Work to be completed>
Exclude images, then output the remaining data verbatim.

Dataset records
'''

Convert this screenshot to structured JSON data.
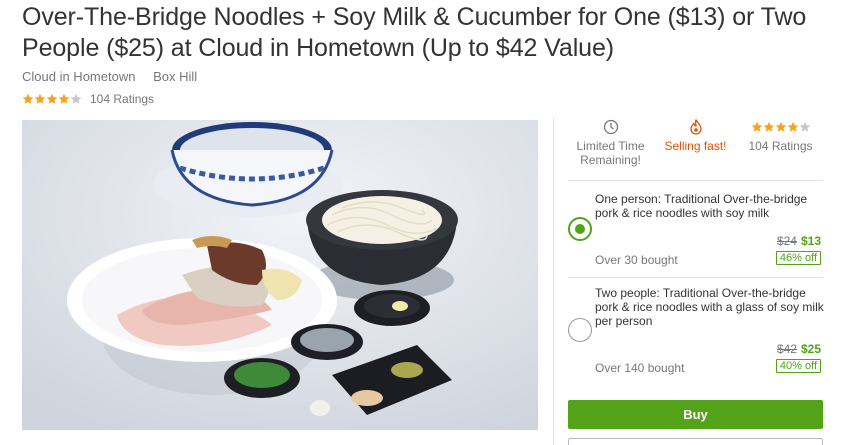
{
  "deal": {
    "title": "Over-The-Bridge Noodles + Soy Milk & Cucumber for One ($13) or Two People ($25) at Cloud in Hometown (Up to $42 Value)",
    "merchant": "Cloud in Hometown",
    "location": "Box Hill",
    "rating_stars": 4,
    "rating_max": 5,
    "ratings_text": "104 Ratings"
  },
  "stats": {
    "limited_time": "Limited Time Remaining!",
    "selling_fast": "Selling fast!",
    "ratings_text": "104 Ratings"
  },
  "options": [
    {
      "title": "One person: Traditional Over-the-bridge pork & rice noodles with soy milk",
      "old_price": "$24",
      "new_price": "$13",
      "bought": "Over 30 bought",
      "discount": "46% off",
      "selected": true
    },
    {
      "title": "Two people: Traditional Over-the-bridge pork & rice noodles with a glass of soy milk per person",
      "old_price": "$42",
      "new_price": "$25",
      "bought": "Over 140 bought",
      "discount": "40% off",
      "selected": false
    }
  ],
  "buy_label": "Buy",
  "colors": {
    "accent_green": "#53a318",
    "star_gold": "#f2a51a",
    "selling_fast": "#e35205",
    "muted": "#75787b"
  },
  "icons": {
    "clock": "clock-icon",
    "flame": "flame-icon",
    "star": "star-icon"
  }
}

'''

Result>
Convert this screenshot to structured JSON data.
{
  "deal": {
    "title": "Over-The-Bridge Noodles + Soy Milk & Cucumber for One ($13) or Two People ($25) at Cloud in Hometown (Up to $42 Value)",
    "merchant": "Cloud in Hometown",
    "location": "Box Hill",
    "rating_stars": 4,
    "rating_max": 5,
    "ratings_text": "104 Ratings"
  },
  "stats": {
    "limited_time": "Limited Time Remaining!",
    "selling_fast": "Selling fast!",
    "ratings_text": "104 Ratings"
  },
  "options": [
    {
      "title": "One person: Traditional Over-the-bridge pork & rice noodles with soy milk",
      "old_price": "$24",
      "new_price": "$13",
      "bought": "Over 30 bought",
      "discount": "46% off",
      "selected": true
    },
    {
      "title": "Two people: Traditional Over-the-bridge pork & rice noodles with a glass of soy milk per person",
      "old_price": "$42",
      "new_price": "$25",
      "bought": "Over 140 bought",
      "discount": "40% off",
      "selected": false
    }
  ],
  "buy_label": "Buy",
  "colors": {
    "accent_green": "#53a318",
    "star_gold": "#f2a51a",
    "selling_fast": "#e35205",
    "muted": "#75787b"
  },
  "icons": {
    "clock": "clock-icon",
    "flame": "flame-icon",
    "star": "star-icon"
  }
}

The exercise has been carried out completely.